◆ **PROVIDED ENTRIES**:
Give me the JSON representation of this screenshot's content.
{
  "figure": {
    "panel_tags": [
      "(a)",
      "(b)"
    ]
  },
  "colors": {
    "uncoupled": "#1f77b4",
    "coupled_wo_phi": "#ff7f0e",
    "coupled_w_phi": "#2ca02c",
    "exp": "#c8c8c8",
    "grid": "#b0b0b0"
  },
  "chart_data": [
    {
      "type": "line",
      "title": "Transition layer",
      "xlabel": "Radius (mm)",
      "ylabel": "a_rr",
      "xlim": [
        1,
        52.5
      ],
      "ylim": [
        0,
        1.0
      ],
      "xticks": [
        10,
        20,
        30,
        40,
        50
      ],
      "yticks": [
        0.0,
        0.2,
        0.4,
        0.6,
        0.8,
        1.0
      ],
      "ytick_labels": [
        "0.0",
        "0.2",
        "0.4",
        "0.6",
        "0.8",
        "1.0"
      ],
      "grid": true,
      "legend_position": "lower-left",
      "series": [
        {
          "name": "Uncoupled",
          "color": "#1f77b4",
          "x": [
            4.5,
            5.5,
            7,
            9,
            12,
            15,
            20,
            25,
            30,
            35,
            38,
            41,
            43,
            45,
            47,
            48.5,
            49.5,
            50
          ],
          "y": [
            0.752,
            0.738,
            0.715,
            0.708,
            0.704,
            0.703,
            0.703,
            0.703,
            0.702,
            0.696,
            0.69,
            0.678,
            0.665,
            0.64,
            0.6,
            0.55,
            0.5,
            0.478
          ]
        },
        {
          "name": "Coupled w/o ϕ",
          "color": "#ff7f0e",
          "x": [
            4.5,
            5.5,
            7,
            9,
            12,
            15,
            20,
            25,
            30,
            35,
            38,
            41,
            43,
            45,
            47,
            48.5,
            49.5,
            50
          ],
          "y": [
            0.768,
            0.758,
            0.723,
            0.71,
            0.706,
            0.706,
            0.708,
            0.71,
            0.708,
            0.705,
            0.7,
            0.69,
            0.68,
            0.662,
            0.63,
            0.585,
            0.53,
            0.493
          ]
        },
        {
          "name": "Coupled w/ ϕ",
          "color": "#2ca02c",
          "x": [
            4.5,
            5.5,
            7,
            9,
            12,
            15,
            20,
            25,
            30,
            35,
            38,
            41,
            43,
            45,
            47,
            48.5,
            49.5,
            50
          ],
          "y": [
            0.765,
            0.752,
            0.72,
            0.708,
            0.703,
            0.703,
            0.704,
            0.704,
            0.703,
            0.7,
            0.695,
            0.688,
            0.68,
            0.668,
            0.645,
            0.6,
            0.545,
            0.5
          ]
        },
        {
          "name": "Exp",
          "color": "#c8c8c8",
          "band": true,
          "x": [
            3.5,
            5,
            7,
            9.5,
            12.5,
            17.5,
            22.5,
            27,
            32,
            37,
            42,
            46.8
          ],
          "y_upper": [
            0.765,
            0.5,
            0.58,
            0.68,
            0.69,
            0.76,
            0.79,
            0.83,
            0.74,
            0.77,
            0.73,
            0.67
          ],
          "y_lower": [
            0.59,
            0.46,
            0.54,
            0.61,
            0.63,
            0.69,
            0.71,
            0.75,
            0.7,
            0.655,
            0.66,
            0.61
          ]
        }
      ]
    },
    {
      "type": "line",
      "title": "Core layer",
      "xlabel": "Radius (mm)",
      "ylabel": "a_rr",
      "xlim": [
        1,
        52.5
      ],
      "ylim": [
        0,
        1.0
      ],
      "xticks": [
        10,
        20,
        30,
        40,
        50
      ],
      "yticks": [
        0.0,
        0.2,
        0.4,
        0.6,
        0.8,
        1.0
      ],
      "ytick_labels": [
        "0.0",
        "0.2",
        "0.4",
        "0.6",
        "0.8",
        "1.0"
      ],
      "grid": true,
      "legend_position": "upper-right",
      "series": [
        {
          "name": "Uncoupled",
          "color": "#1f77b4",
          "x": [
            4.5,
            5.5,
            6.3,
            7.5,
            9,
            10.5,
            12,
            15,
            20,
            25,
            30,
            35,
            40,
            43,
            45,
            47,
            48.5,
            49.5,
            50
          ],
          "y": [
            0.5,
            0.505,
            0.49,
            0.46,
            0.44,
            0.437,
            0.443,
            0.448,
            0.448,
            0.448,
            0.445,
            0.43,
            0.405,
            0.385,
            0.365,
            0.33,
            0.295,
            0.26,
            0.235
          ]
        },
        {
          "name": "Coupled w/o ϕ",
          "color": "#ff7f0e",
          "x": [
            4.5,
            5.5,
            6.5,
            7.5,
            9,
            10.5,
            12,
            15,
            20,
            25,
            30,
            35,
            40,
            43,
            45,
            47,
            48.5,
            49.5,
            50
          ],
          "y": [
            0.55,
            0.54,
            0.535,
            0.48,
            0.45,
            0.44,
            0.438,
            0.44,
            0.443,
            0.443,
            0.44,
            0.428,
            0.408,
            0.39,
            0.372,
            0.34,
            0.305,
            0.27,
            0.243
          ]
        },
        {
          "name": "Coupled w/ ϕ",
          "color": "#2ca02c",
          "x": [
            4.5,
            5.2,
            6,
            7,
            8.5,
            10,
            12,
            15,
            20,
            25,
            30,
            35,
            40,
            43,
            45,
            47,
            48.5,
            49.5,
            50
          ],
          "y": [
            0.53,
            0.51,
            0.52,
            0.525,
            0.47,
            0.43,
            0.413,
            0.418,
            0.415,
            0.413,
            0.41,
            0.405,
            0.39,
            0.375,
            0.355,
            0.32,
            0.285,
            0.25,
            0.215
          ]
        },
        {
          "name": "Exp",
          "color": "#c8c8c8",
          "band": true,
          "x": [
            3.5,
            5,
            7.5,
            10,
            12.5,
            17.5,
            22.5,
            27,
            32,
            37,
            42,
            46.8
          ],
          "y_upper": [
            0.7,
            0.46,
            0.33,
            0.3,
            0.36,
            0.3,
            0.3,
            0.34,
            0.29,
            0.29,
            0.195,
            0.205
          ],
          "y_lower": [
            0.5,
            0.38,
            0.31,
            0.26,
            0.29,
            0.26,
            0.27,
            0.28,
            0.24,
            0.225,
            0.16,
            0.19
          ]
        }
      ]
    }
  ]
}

◆ **TASK DIRECTIONS**:
Every line above should be retyped exactly as given.

◆ **THE ANSWER**:
Give me the JSON representation of this screenshot's content.
{
  "figure": {
    "panel_tags": [
      "(a)",
      "(b)"
    ]
  },
  "colors": {
    "uncoupled": "#1f77b4",
    "coupled_wo_phi": "#ff7f0e",
    "coupled_w_phi": "#2ca02c",
    "exp": "#c8c8c8",
    "grid": "#b0b0b0"
  },
  "chart_data": [
    {
      "type": "line",
      "title": "Transition layer",
      "xlabel": "Radius (mm)",
      "ylabel": "a_rr",
      "xlim": [
        1,
        52.5
      ],
      "ylim": [
        0,
        1.0
      ],
      "xticks": [
        10,
        20,
        30,
        40,
        50
      ],
      "yticks": [
        0.0,
        0.2,
        0.4,
        0.6,
        0.8,
        1.0
      ],
      "ytick_labels": [
        "0.0",
        "0.2",
        "0.4",
        "0.6",
        "0.8",
        "1.0"
      ],
      "grid": true,
      "legend_position": "lower-left",
      "series": [
        {
          "name": "Uncoupled",
          "color": "#1f77b4",
          "x": [
            4.5,
            5.5,
            7,
            9,
            12,
            15,
            20,
            25,
            30,
            35,
            38,
            41,
            43,
            45,
            47,
            48.5,
            49.5,
            50
          ],
          "y": [
            0.752,
            0.738,
            0.715,
            0.708,
            0.704,
            0.703,
            0.703,
            0.703,
            0.702,
            0.696,
            0.69,
            0.678,
            0.665,
            0.64,
            0.6,
            0.55,
            0.5,
            0.478
          ]
        },
        {
          "name": "Coupled w/o ϕ",
          "color": "#ff7f0e",
          "x": [
            4.5,
            5.5,
            7,
            9,
            12,
            15,
            20,
            25,
            30,
            35,
            38,
            41,
            43,
            45,
            47,
            48.5,
            49.5,
            50
          ],
          "y": [
            0.768,
            0.758,
            0.723,
            0.71,
            0.706,
            0.706,
            0.708,
            0.71,
            0.708,
            0.705,
            0.7,
            0.69,
            0.68,
            0.662,
            0.63,
            0.585,
            0.53,
            0.493
          ]
        },
        {
          "name": "Coupled w/ ϕ",
          "color": "#2ca02c",
          "x": [
            4.5,
            5.5,
            7,
            9,
            12,
            15,
            20,
            25,
            30,
            35,
            38,
            41,
            43,
            45,
            47,
            48.5,
            49.5,
            50
          ],
          "y": [
            0.765,
            0.752,
            0.72,
            0.708,
            0.703,
            0.703,
            0.704,
            0.704,
            0.703,
            0.7,
            0.695,
            0.688,
            0.68,
            0.668,
            0.645,
            0.6,
            0.545,
            0.5
          ]
        },
        {
          "name": "Exp",
          "color": "#c8c8c8",
          "band": true,
          "x": [
            3.5,
            5,
            7,
            9.5,
            12.5,
            17.5,
            22.5,
            27,
            32,
            37,
            42,
            46.8
          ],
          "y_upper": [
            0.765,
            0.5,
            0.58,
            0.68,
            0.69,
            0.76,
            0.79,
            0.83,
            0.74,
            0.77,
            0.73,
            0.67
          ],
          "y_lower": [
            0.59,
            0.46,
            0.54,
            0.61,
            0.63,
            0.69,
            0.71,
            0.75,
            0.7,
            0.655,
            0.66,
            0.61
          ]
        }
      ]
    },
    {
      "type": "line",
      "title": "Core layer",
      "xlabel": "Radius (mm)",
      "ylabel": "a_rr",
      "xlim": [
        1,
        52.5
      ],
      "ylim": [
        0,
        1.0
      ],
      "xticks": [
        10,
        20,
        30,
        40,
        50
      ],
      "yticks": [
        0.0,
        0.2,
        0.4,
        0.6,
        0.8,
        1.0
      ],
      "ytick_labels": [
        "0.0",
        "0.2",
        "0.4",
        "0.6",
        "0.8",
        "1.0"
      ],
      "grid": true,
      "legend_position": "upper-right",
      "series": [
        {
          "name": "Uncoupled",
          "color": "#1f77b4",
          "x": [
            4.5,
            5.5,
            6.3,
            7.5,
            9,
            10.5,
            12,
            15,
            20,
            25,
            30,
            35,
            40,
            43,
            45,
            47,
            48.5,
            49.5,
            50
          ],
          "y": [
            0.5,
            0.505,
            0.49,
            0.46,
            0.44,
            0.437,
            0.443,
            0.448,
            0.448,
            0.448,
            0.445,
            0.43,
            0.405,
            0.385,
            0.365,
            0.33,
            0.295,
            0.26,
            0.235
          ]
        },
        {
          "name": "Coupled w/o ϕ",
          "color": "#ff7f0e",
          "x": [
            4.5,
            5.5,
            6.5,
            7.5,
            9,
            10.5,
            12,
            15,
            20,
            25,
            30,
            35,
            40,
            43,
            45,
            47,
            48.5,
            49.5,
            50
          ],
          "y": [
            0.55,
            0.54,
            0.535,
            0.48,
            0.45,
            0.44,
            0.438,
            0.44,
            0.443,
            0.443,
            0.44,
            0.428,
            0.408,
            0.39,
            0.372,
            0.34,
            0.305,
            0.27,
            0.243
          ]
        },
        {
          "name": "Coupled w/ ϕ",
          "color": "#2ca02c",
          "x": [
            4.5,
            5.2,
            6,
            7,
            8.5,
            10,
            12,
            15,
            20,
            25,
            30,
            35,
            40,
            43,
            45,
            47,
            48.5,
            49.5,
            50
          ],
          "y": [
            0.53,
            0.51,
            0.52,
            0.525,
            0.47,
            0.43,
            0.413,
            0.418,
            0.415,
            0.413,
            0.41,
            0.405,
            0.39,
            0.375,
            0.355,
            0.32,
            0.285,
            0.25,
            0.215
          ]
        },
        {
          "name": "Exp",
          "color": "#c8c8c8",
          "band": true,
          "x": [
            3.5,
            5,
            7.5,
            10,
            12.5,
            17.5,
            22.5,
            27,
            32,
            37,
            42,
            46.8
          ],
          "y_upper": [
            0.7,
            0.46,
            0.33,
            0.3,
            0.36,
            0.3,
            0.3,
            0.34,
            0.29,
            0.29,
            0.195,
            0.205
          ],
          "y_lower": [
            0.5,
            0.38,
            0.31,
            0.26,
            0.29,
            0.26,
            0.27,
            0.28,
            0.24,
            0.225,
            0.16,
            0.19
          ]
        }
      ]
    }
  ]
}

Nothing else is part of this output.